### Actividad A
Resume en dos oraciones el relato sobre Waiheke.
### Actividad B
Contesta estas preguntas sobre el relato sobre Waiheke:
(i) ¿Qué día de la semana es?
(ii) ¿En cuántos minutos hay que estar frente a la pileta?
(iii) ¿Qué vehículo se detiene?
### Actividad C
Prosigue el relato sobre Waiheke a partir de su última oración.

### Bloque de texto
┌──
Apenas pasan unos autos. Hoy es domingo y casi ninguno se detiene. Todos vienen con los asientos ocupados. Hijos, amigos, tablas de surf y perros no dejan lugar vacío. En 15 minutos, este lavacopas tiene que estar frente a una pileta repleta de platos y cacerolas. Mientras la preocupación va en aumento, el dedo pulgar a 90 grados sigue firme como estatua tratando de conmover a algún conductor. El sudor comienza a correr por mi cara y mis pensamientos se van hacia alguna de las playas de esta pequeña isla de Nueva Zelanda, Waiheke. De repente, ese sueño se ve frustrado. Una camioneta se detiene. No hay vuelta atrás. Hay que ir a trabajar.
└──
### Datos sin procesar
┌──
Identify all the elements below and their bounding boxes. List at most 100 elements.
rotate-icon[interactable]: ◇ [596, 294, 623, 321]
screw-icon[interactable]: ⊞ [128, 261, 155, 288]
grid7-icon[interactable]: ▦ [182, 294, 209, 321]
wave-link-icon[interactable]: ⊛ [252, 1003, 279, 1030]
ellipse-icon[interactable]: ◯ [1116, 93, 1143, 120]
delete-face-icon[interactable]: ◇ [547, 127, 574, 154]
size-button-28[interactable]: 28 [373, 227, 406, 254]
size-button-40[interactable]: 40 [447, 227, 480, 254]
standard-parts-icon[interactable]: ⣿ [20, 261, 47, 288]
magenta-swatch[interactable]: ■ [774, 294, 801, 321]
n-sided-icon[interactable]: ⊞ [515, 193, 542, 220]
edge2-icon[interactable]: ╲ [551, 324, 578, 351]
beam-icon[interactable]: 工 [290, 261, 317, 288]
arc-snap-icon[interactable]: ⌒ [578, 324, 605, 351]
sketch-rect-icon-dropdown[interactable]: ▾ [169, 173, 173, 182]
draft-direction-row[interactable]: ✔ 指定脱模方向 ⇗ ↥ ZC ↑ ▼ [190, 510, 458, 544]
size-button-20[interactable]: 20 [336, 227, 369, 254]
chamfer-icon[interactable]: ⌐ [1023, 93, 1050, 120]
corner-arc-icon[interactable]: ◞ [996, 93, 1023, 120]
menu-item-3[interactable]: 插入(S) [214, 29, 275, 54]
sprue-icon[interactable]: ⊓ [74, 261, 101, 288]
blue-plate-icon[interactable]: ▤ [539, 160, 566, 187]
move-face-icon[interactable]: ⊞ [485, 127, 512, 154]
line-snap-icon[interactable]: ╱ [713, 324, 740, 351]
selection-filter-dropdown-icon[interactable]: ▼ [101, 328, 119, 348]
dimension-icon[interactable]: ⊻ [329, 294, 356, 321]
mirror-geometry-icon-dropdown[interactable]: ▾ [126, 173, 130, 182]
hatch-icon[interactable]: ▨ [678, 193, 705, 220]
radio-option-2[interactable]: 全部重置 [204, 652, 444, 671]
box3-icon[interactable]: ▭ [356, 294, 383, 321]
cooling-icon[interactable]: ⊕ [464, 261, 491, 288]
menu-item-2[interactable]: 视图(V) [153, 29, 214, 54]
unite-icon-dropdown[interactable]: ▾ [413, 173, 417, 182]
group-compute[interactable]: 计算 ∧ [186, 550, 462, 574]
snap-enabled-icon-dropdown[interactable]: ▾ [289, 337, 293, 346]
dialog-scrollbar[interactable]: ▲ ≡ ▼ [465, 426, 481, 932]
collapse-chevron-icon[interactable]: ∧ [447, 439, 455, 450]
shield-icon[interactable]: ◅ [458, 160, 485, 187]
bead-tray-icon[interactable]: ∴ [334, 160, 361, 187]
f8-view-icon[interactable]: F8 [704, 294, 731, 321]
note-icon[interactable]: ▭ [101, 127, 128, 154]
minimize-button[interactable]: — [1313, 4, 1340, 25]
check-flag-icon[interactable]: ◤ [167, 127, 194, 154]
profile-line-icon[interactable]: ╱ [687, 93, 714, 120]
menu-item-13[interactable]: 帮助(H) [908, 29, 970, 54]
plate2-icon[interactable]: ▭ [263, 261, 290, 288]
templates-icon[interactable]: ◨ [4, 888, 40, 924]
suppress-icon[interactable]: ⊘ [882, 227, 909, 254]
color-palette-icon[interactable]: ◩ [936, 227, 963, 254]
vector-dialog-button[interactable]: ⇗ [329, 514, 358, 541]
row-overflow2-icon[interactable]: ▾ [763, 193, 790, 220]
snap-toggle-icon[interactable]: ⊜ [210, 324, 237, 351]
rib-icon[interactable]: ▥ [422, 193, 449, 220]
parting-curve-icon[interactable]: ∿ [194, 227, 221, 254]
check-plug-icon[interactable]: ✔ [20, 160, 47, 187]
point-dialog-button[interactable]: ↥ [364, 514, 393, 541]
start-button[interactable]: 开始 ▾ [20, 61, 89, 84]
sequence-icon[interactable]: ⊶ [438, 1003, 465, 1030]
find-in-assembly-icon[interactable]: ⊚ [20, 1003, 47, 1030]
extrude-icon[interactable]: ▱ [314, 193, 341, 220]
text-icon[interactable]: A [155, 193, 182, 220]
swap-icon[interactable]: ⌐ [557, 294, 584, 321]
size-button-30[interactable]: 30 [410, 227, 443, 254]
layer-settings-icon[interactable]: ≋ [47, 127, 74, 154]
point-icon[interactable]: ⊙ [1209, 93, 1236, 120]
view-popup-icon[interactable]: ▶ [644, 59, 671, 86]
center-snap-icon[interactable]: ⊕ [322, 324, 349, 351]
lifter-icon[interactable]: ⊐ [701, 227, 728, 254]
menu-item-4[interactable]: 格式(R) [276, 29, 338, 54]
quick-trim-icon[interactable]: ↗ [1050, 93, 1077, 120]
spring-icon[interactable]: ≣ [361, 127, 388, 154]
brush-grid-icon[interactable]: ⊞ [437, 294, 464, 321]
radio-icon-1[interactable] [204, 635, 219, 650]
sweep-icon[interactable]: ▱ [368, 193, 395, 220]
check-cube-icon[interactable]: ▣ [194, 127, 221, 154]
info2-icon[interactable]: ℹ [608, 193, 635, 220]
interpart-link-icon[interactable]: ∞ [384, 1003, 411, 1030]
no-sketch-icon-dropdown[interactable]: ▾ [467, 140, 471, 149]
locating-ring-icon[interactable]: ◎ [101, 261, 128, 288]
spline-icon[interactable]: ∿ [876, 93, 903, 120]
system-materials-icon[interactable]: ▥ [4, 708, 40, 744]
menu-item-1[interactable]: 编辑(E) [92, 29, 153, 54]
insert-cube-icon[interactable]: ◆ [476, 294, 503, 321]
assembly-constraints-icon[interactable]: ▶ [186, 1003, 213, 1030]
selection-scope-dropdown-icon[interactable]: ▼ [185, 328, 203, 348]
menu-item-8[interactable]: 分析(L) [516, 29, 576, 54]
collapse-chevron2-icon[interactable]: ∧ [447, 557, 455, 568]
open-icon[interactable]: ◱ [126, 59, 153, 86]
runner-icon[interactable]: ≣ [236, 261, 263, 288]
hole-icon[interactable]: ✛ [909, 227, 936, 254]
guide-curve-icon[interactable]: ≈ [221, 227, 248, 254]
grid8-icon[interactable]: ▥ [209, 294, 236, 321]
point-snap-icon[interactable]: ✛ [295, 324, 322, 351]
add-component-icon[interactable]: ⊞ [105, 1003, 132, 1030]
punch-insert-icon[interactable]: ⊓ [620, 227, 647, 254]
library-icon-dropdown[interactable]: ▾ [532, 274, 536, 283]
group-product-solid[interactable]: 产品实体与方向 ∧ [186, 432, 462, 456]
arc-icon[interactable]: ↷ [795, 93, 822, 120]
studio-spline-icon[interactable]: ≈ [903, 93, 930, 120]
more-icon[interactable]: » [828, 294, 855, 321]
└──
### Respuesta escrita A
Un domingo en Waiheke, una pequeña isla de Nueva Zelanda, quien narra levanta el pulgar para que algún conductor se detenga, pero pasan pocos autos y todos van llenos. Debe estar lavando platos y cacerolas en 15 minutos y, mientras su mente se va hacia las playas, una camioneta se detiene y no queda más que ir a trabajar.

### Respuesta escrita B
(i) Domingo.
(ii) En 15 minutos.
(iii) Una camioneta.

### Respuesta escrita C
Un hombre canoso de pelo largo es el chofer en esta ocasión. Puede dejarme a mitad de camino. El tiempo es mi enemigo y antes de pensar mi respuesta, ya estoy en el asiento del acompañante abrochando mi cinturón. Mientras el auto comienza a marchar por la calle principal, surge la conversación. Mi acento y mi aspecto son diferentes a los de un kiwi, como llaman a los que nacieron aquí. Soy una novedad en esta isla de seis mil habitantes. Las preguntas típicas acerca de dónde soy, qué estoy haciendo aquí y todos esos interrogantes que sirven para que el viaje sea un poco más agradable, se suceden una a una. Mientras, por las ventanas se ven playas y casas que parecen las de un barrio de alguna serie yankee, donde todo está limpio y reluciente. Le cuento que soy argentino, que estoy llevando a cabo un proyecto periodístico junto a dos colegas y que lavo copas en el bar más concurrido de toda la isla. Él comenta que es inglés, que vive aquí hace más de quince años y que se fue de su Inglaterra natal durante su adolescencia, pensando en viajar por unos meses que luego se transformaron en años.
El hombre llega al supermercado. Fin del camino, al menos del suyo. Sin embargo, el auto no se detiene. Dice que no hay problema, tiene tiempo para llevar a un lavacopas hasta su trabajo. Y de contarle que es el único hombre en todo el mundo que organiza viajes en moto a la India, uno de los países con más historia del mundo, una meca espiritual, turística, cultural. Un viaje.